- _Exercise_
Would you pull out every line of the material that contains the string "this"?

- _Data supplied_
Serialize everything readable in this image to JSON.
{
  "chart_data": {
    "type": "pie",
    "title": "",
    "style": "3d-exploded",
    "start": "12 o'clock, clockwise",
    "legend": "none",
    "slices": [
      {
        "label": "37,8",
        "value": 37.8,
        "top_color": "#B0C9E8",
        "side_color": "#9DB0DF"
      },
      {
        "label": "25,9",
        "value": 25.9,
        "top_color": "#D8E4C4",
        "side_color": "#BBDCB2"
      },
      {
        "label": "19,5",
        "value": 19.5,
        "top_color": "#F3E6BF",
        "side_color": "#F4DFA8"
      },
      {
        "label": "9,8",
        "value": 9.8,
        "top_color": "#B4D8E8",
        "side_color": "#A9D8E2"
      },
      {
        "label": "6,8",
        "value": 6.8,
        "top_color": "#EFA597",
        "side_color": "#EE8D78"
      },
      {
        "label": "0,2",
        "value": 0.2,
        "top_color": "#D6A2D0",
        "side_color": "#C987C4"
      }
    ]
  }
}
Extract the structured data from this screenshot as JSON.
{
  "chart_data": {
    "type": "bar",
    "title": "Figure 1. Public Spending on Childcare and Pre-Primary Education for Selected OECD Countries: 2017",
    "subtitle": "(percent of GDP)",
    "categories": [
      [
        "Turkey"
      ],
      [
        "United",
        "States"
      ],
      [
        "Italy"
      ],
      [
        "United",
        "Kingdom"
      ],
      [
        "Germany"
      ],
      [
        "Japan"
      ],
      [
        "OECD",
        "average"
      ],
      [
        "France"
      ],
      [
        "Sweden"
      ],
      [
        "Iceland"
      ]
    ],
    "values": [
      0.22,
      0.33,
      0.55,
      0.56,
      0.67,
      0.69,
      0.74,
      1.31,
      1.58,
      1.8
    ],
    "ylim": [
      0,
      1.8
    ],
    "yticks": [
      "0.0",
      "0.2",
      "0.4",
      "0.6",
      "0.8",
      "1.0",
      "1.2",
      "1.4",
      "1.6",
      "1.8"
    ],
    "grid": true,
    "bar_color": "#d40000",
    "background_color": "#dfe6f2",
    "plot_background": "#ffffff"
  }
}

- _Exercise answer_
Serialize everything readable in this image to JSON.
Extract the structured data from this screenshot as JSON.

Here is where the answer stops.